**What this task involves:**
Gather the lines from the material that contain "Research".

***** Exercise data

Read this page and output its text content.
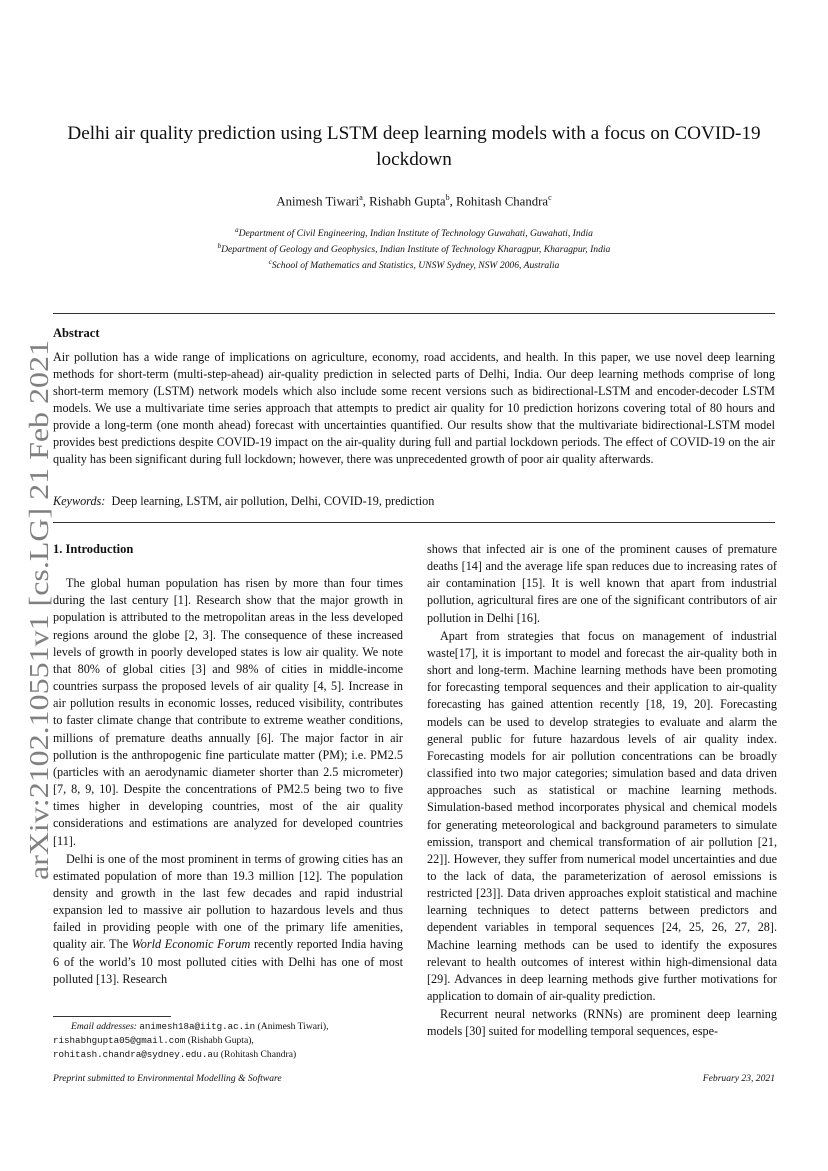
arXiv:2102.10551v1 [cs.LG] 21 Feb 2021
Delhi air quality prediction using LSTM deep learning models with a focus on COVID-19
lockdown
Animesh Tiwari$^a$, Rishabh Gupta$^b$, Rohitash Chandra$^c$
$^a$Department of Civil Engineering, Indian Institute of Technology Guwahati, Guwahati, India
$^b$Department of Geology and Geophysics, Indian Institute of Technology Kharagpur, Kharagpur, India
$^c$School of Mathematics and Statistics, UNSW Sydney, NSW 2006, Australia
Abstract

Air pollution has a wide range of implications on agriculture, economy, road accidents, and health. In this paper, we use novel deep learning methods for short-term (multi-step-ahead) air-quality prediction in selected parts of Delhi, India. Our deep learning methods comprise of long short-term memory (LSTM) network models which also include some recent versions such as bidirectional-LSTM and encoder-decoder LSTM models. We use a multivariate time series approach that attempts to predict air quality for 10 prediction horizons covering total of 80 hours and provide a long-term (one month ahead) forecast with uncertainties quantified. Our results show that the multivariate bidirectional-LSTM model provides best predictions despite COVID-19 impact on the air-quality during full and partial lockdown periods. The effect of COVID-19 on the air quality has been significant during full lockdown; however, there was unprecedented growth of poor air quality afterwards.

Keywords: Deep learning, LSTM, air pollution, Delhi, COVID-19, prediction
1. Introduction

The global human population has risen by more than four times during the last century [1]. Research show that the major growth in population is attributed to the metropolitan areas in the less developed regions around the globe [2, 3]. The consequence of these increased levels of growth in poorly developed states is low air quality. We note that 80% of global cities [3] and 98% of cities in middle-income countries surpass the proposed levels of air quality [4, 5]. Increase in air pollution results in economic losses, reduced visibility, contributes to faster climate change that contribute to extreme weather conditions, millions of premature deaths annually [6]. The major factor in air pollution is the anthropogenic fine particulate matter (PM); i.e. PM2.5 (particles with an aerodynamic diameter shorter than 2.5 micrometer) [7, 8, 9, 10]. Despite the concentrations of PM2.5 being two to five times higher in developing countries, most of the air quality considerations and estimations are analyzed for developed countries [11].

Delhi is one of the most prominent in terms of growing cities has an estimated population of more than 19.3 million [12]. The population density and growth in the last few decades and rapid industrial expansion led to massive air pollution to hazardous levels and thus failed in providing people with one of the primary life amenities, quality air. The World Economic Forum recently reported India having 6 of the world’s 10 most polluted cities with Delhi has one of most polluted [13]. Research

shows that infected air is one of the prominent causes of premature deaths [14] and the average life span reduces due to increasing rates of air contamination [15]. It is well known that apart from industrial pollution, agricultural fires are one of the significant contributors of air pollution in Delhi [16].

Apart from strategies that focus on management of industrial waste[17], it is important to model and forecast the air-quality both in short and long-term. Machine learning methods have been promoting for forecasting temporal sequences and their application to air-quality forecasting has gained attention recently [18, 19, 20]. Forecasting models can be used to develop strategies to evaluate and alarm the general public for future hazardous levels of air quality index. Forecasting models for air pollution concentrations can be broadly classified into two major categories; simulation based and data driven approaches such as statistical or machine learning methods. Simulation-based method incorporates physical and chemical models for generating meteorological and background parameters to simulate emission, transport and chemical transformation of air pollution [21, 22]]. However, they suffer from numerical model uncertainties and due to the lack of data, the parameterization of aerosol emissions is restricted [23]]. Data driven approaches exploit statistical and machine learning techniques to detect patterns between predictors and dependent variables in temporal sequences [24, 25, 26, 27, 28]. Machine learning methods can be used to identify the exposures relevant to health outcomes of interest within high-dimensional data [29]. Advances in deep learning methods give further motivations for application to domain of air-quality prediction.

Recurrent neural networks (RNNs) are prominent deep learning models [30] suited for modelling temporal sequences, espe-

Email addresses: animesh18a@iitg.ac.in (Animesh Tiwari),
rishabhgupta05@gmail.com (Rishabh Gupta),
rohitash.chandra@sydney.edu.au (Rohitash Chandra)
Preprint submitted to Environmental Modelling & Software	February 23, 2021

**********

**Written answer:**
The global human population has risen by more than four times during the last century [1]. Research show that the major growth in population is attributed to the metropolitan areas in the less developed regions around the globe [2, 3]. The consequence of these increased levels of growth in poorly developed states is low air quality. We note that 80% of global cities [3] and 98% of cities in middle-income countries surpass the proposed levels of air quality [4, 5]. Increase in air pollution results in economic losses, reduced visibility, contributes to faster climate change that contribute to extreme weather conditions, millions of premature deaths annually [6]. The major factor in air pollution is the anthropogenic fine particulate matter (PM); i.e. PM2.5 (particles with an aerodynamic diameter shorter than 2.5 micrometer) [7, 8, 9, 10]. Despite the concentrations of PM2.5 being two to five times higher in developing countries, most of the air quality considerations and estimations are analyzed for developed countries [11].
Delhi is one of the most prominent in terms of growing cities has an estimated population of more than 19.3 million [12]. The population density and growth in the last few decades and rapid industrial expansion led to massive air pollution to hazardous levels and thus failed in providing people with one of the primary life amenities, quality air. The World Economic Forum recently reported India having 6 of the world’s 10 most polluted cities with Delhi has one of most polluted [13]. Research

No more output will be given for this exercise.